## begin MATERIAL FOR THE TASK
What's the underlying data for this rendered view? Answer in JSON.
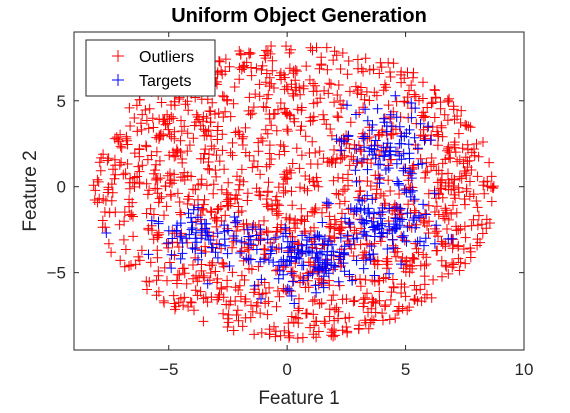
{
  "chart_data": {
    "type": "scatter",
    "title": "Uniform Object Generation",
    "xlabel": "Feature 1",
    "ylabel": "Feature 2",
    "xlim": [
      -9,
      10
    ],
    "ylim": [
      -9.5,
      9
    ],
    "xticks": [
      -5,
      0,
      5,
      10
    ],
    "yticks": [
      -5,
      0,
      5
    ],
    "grid": false,
    "legend_position": "top-left",
    "marker": "+",
    "series": [
      {
        "name": "Outliers",
        "color": "#ff0000",
        "distribution": {
          "shape": "ellipse",
          "center": [
            0.3,
            -0.3
          ],
          "radius_x": 8.5,
          "radius_y": 8.6,
          "count": 1500
        }
      },
      {
        "name": "Targets",
        "color": "#0000ff",
        "clusters": [
          {
            "center": [
              4.0,
              2.2
            ],
            "spread": [
              1.6,
              2.4
            ],
            "count": 90
          },
          {
            "center": [
              4.2,
              -2.2
            ],
            "spread": [
              2.2,
              1.6
            ],
            "count": 90
          },
          {
            "center": [
              1.0,
              -4.2
            ],
            "spread": [
              2.8,
              1.5
            ],
            "count": 140
          },
          {
            "center": [
              -3.5,
              -2.8
            ],
            "spread": [
              2.0,
              1.2
            ],
            "count": 70
          }
        ]
      }
    ]
  }
}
## end MATERIAL FOR THE TASK
Which lines hold the word "count"? Copy all of them.

[REPLY]:
          "count": 1500
            "count": 90
            "count": 90
            "count": 140
            "count": 70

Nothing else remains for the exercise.